• **Work to do**
Swap "compass" for "rose" in the rows starting at the first row and ending at the row that contains "metric-pressure-row: 29.67 in", and give those rows again with nothing else changed.

• **Source material**

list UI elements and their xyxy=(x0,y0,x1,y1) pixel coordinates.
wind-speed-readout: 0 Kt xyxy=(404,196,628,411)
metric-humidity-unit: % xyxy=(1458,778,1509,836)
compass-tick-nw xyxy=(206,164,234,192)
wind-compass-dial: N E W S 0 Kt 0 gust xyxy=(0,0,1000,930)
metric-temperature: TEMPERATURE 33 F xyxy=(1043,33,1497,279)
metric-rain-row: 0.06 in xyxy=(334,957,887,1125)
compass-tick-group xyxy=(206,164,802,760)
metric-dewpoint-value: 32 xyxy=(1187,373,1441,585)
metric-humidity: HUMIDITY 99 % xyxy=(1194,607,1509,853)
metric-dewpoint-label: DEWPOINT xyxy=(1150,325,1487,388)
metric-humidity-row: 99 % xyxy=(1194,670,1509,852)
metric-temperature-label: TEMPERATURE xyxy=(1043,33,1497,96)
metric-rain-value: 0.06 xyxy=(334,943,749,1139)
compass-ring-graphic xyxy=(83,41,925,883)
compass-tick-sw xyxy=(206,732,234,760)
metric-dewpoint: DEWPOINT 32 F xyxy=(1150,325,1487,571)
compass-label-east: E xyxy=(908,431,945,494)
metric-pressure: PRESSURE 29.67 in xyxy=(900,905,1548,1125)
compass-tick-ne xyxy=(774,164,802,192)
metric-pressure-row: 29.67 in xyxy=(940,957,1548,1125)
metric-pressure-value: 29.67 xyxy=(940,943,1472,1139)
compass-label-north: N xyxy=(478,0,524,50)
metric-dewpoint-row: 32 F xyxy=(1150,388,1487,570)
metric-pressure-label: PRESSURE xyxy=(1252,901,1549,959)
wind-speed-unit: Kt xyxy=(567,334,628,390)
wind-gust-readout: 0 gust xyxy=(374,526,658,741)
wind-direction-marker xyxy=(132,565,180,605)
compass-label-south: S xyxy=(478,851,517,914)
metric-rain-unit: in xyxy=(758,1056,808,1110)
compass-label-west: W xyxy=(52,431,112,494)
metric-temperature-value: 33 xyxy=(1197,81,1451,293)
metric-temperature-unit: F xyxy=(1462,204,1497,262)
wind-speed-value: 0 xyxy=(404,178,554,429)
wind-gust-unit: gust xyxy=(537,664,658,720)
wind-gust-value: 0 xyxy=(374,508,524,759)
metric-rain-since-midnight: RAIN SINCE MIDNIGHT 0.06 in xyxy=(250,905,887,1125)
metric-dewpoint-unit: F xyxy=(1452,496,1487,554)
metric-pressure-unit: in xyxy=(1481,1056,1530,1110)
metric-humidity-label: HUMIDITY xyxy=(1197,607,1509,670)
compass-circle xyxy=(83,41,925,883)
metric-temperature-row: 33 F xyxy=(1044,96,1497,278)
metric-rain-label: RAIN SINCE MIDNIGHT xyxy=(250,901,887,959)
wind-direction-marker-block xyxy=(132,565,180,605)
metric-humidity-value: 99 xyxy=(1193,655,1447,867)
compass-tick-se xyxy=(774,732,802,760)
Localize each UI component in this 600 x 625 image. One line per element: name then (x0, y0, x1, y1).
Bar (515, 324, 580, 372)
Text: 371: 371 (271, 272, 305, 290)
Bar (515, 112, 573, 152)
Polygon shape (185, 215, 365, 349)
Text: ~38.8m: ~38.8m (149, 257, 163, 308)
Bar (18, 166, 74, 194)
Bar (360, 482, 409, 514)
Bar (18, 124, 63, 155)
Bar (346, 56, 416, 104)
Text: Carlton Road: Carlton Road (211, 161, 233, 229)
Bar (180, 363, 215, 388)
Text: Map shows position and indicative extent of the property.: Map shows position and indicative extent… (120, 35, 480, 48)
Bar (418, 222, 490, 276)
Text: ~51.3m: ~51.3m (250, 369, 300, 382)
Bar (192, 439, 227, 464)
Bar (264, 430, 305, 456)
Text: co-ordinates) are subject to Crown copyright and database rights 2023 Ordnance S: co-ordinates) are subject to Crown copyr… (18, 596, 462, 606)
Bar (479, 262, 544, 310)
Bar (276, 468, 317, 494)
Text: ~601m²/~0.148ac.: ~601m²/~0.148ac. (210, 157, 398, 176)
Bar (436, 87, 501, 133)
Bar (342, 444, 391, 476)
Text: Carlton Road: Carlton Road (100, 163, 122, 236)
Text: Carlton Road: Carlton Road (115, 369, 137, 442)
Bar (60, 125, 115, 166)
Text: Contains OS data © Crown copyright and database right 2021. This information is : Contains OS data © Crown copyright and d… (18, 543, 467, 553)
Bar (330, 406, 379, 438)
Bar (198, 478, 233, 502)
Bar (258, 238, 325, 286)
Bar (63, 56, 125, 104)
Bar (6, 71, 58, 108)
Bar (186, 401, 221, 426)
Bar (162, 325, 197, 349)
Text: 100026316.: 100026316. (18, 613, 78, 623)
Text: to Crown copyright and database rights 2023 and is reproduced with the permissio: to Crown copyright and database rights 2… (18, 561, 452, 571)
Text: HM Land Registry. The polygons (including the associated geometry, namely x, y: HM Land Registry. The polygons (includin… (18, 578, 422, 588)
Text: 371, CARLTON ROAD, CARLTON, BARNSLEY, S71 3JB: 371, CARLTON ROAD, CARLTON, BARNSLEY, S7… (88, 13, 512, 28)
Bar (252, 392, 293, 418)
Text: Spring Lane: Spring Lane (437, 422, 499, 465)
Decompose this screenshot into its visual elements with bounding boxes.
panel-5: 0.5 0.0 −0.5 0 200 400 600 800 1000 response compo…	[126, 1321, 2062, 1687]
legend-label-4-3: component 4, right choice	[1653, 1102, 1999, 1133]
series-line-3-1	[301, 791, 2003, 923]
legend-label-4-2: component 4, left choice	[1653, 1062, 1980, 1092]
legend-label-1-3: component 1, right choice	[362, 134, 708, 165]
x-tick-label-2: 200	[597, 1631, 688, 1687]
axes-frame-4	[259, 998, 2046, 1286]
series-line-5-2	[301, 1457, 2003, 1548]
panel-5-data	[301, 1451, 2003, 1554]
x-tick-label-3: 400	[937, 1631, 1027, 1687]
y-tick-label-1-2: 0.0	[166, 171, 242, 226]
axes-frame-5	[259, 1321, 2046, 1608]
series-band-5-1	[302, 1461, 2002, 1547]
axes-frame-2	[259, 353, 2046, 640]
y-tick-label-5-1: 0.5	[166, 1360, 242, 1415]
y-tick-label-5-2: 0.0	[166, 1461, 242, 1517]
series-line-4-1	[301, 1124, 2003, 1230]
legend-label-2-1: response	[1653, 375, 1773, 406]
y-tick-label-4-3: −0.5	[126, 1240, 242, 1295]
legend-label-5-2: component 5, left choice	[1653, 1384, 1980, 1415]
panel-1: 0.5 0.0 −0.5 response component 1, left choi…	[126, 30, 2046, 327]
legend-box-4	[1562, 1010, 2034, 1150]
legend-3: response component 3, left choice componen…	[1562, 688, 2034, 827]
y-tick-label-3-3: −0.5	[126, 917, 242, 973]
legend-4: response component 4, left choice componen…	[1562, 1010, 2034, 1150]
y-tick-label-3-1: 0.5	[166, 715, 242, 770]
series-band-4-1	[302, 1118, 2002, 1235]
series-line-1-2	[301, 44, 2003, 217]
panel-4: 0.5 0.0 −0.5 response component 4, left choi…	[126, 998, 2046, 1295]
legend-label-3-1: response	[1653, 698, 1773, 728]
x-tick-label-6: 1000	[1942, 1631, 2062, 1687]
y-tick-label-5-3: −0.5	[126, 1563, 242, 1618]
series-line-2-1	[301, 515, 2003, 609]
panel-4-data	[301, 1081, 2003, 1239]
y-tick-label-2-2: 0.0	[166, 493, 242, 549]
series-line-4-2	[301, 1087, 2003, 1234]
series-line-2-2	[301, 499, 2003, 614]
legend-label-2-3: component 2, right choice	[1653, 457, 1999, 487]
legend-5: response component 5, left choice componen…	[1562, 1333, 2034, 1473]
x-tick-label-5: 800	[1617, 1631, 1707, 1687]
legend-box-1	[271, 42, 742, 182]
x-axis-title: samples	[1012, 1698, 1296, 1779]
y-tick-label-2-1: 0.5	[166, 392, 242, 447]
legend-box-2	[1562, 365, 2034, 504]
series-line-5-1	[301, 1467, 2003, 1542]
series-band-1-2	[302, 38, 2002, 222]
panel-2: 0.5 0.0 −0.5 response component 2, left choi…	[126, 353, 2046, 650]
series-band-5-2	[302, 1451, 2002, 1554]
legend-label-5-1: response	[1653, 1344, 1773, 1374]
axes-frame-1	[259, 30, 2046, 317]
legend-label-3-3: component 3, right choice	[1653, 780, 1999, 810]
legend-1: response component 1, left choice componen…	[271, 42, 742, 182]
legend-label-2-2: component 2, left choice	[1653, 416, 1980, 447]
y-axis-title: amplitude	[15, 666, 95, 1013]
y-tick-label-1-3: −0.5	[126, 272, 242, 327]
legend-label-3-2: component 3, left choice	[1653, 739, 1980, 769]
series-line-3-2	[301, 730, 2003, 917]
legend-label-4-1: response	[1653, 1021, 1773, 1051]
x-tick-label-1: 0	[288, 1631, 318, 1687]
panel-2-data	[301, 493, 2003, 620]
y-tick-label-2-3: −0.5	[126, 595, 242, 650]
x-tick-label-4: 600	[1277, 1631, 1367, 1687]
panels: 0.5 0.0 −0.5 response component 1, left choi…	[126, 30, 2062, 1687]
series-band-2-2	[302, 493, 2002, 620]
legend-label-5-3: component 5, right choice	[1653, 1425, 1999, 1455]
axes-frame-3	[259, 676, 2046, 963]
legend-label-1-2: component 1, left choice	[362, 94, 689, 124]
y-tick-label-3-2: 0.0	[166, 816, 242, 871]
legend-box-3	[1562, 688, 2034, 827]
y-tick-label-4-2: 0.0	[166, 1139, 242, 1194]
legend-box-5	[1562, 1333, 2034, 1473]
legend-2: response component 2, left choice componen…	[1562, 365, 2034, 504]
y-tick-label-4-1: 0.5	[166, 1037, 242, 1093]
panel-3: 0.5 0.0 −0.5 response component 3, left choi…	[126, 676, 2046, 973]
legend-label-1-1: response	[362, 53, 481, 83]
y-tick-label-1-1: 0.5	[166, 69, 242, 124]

• **Solution to this task**
list UI elements and their xyxy=(x0,y0,x1,y1) pixel coordinates.
wind-speed-readout: 0 Kt xyxy=(404,196,628,411)
metric-humidity-unit: % xyxy=(1458,778,1509,836)
rose-tick-nw xyxy=(206,164,234,192)
wind-rose-dial: N E W S 0 Kt 0 gust xyxy=(0,0,1000,930)
metric-temperature: TEMPERATURE 33 F xyxy=(1043,33,1497,279)
metric-rain-row: 0.06 in xyxy=(334,957,887,1125)
rose-tick-group xyxy=(206,164,802,760)
metric-dewpoint-value: 32 xyxy=(1187,373,1441,585)
metric-humidity: HUMIDITY 99 % xyxy=(1194,607,1509,853)
metric-dewpoint-label: DEWPOINT xyxy=(1150,325,1487,388)
metric-humidity-row: 99 % xyxy=(1194,670,1509,852)
metric-temperature-label: TEMPERATURE xyxy=(1043,33,1497,96)
metric-rain-value: 0.06 xyxy=(334,943,749,1139)
rose-ring-graphic xyxy=(83,41,925,883)
rose-tick-sw xyxy=(206,732,234,760)
metric-dewpoint: DEWPOINT 32 F xyxy=(1150,325,1487,571)
rose-label-east: E xyxy=(908,431,945,494)
metric-pressure: PRESSURE 29.67 in xyxy=(900,905,1548,1125)
rose-tick-ne xyxy=(774,164,802,192)
metric-pressure-row: 29.67 in xyxy=(940,957,1548,1125)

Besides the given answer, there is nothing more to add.